[Data entries]

## begin

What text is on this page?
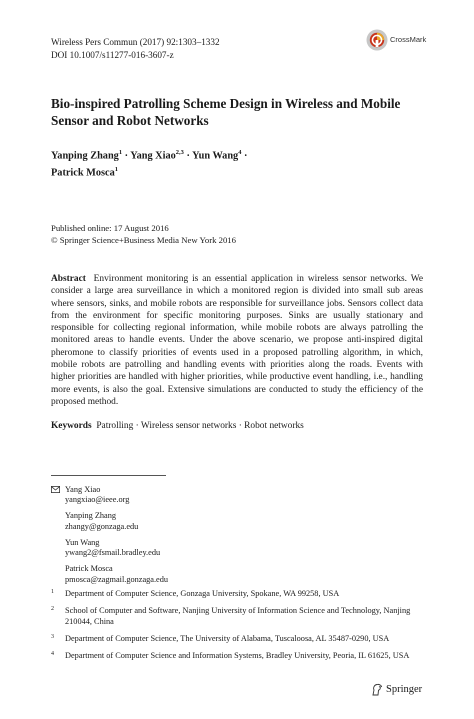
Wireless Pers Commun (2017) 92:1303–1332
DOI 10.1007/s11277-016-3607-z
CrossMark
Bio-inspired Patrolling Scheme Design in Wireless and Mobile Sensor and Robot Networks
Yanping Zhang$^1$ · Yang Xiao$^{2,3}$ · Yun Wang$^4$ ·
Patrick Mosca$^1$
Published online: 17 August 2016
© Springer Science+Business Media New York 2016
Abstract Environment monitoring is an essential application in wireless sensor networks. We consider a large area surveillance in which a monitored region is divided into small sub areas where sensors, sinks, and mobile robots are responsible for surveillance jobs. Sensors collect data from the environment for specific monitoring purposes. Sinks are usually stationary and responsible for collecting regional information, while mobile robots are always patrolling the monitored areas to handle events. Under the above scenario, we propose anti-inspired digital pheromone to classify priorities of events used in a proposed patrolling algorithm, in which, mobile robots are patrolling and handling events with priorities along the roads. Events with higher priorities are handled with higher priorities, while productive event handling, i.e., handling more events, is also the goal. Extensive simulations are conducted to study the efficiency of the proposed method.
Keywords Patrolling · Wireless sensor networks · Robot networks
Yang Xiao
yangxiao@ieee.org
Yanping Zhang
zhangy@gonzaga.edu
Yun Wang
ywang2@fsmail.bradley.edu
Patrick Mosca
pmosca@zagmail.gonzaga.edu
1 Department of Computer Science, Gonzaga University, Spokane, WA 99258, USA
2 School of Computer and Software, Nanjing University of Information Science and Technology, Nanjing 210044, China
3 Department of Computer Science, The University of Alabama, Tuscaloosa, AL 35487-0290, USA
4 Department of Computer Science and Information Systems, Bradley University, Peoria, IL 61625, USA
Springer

## end
## begin

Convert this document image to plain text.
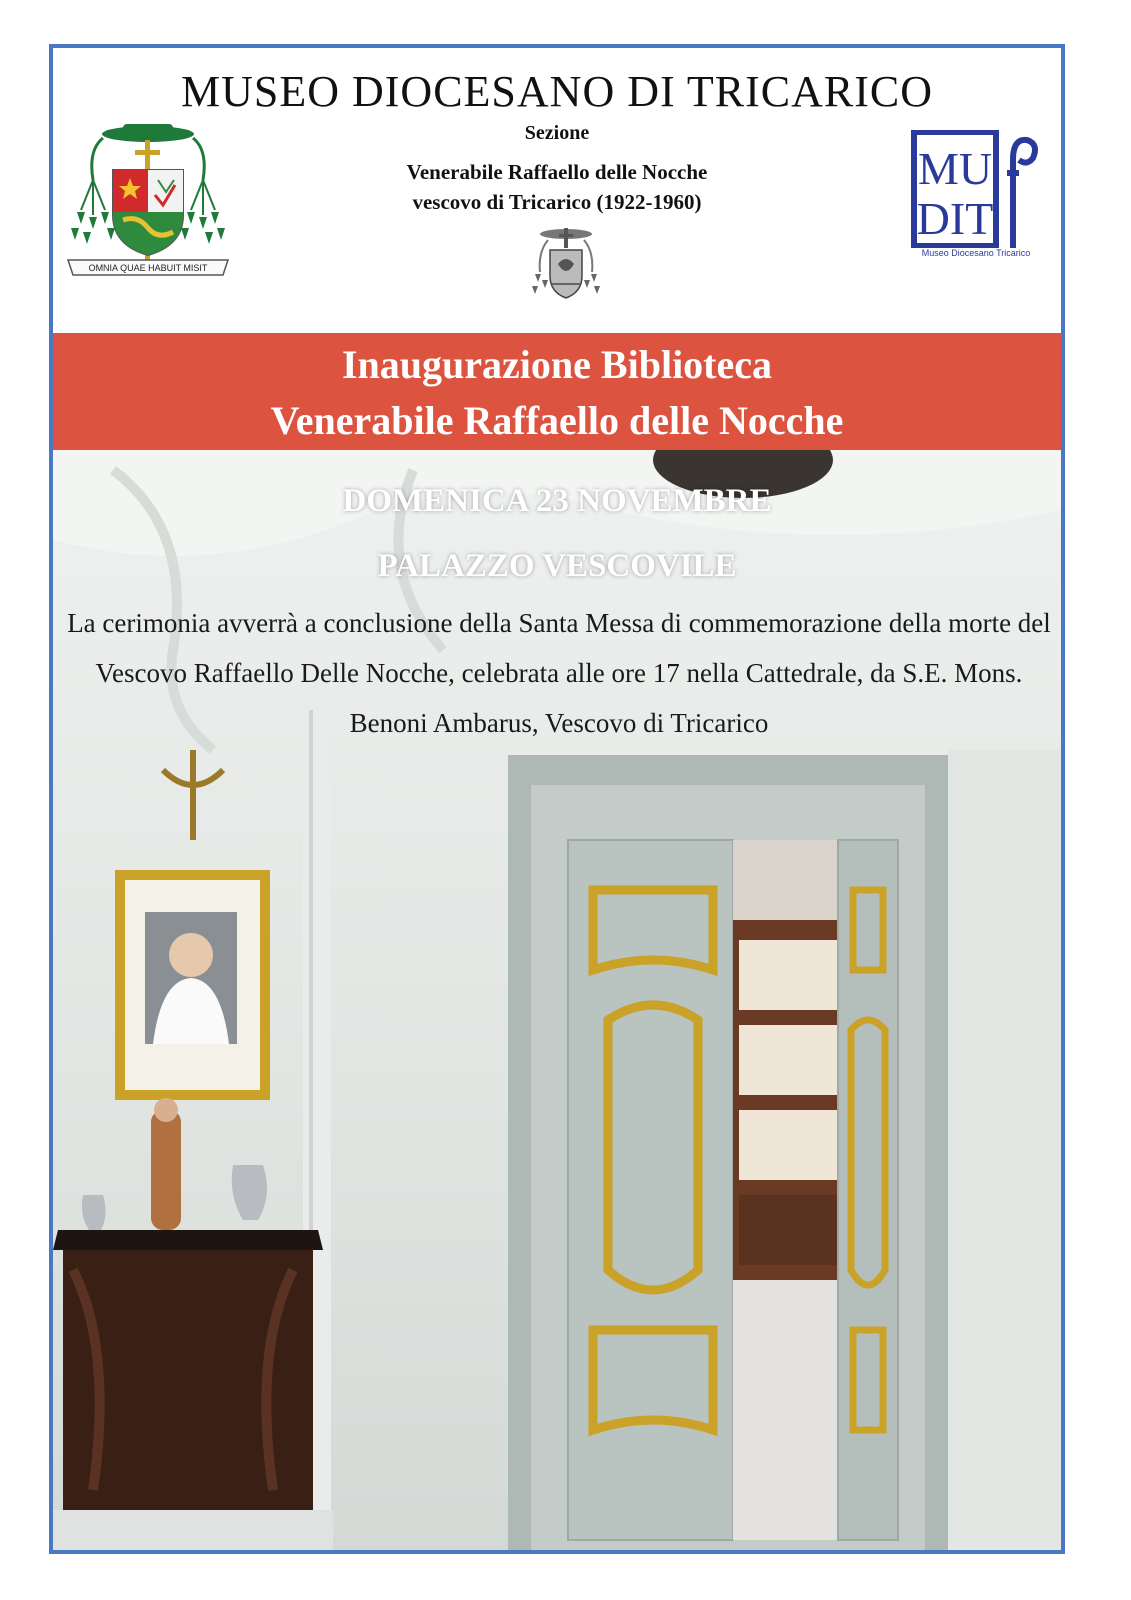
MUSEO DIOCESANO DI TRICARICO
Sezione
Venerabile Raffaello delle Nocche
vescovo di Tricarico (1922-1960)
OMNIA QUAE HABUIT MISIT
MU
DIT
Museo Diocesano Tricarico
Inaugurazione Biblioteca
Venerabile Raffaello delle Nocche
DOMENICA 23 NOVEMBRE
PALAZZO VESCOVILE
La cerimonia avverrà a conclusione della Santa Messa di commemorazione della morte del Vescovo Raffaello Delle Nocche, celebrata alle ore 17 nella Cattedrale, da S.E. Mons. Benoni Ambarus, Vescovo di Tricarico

## end

■ **Request**:
Read the entries and select each line where the word "this" is found.

■ **The answer**:
What text is on this page?
Convert this document image to plain text.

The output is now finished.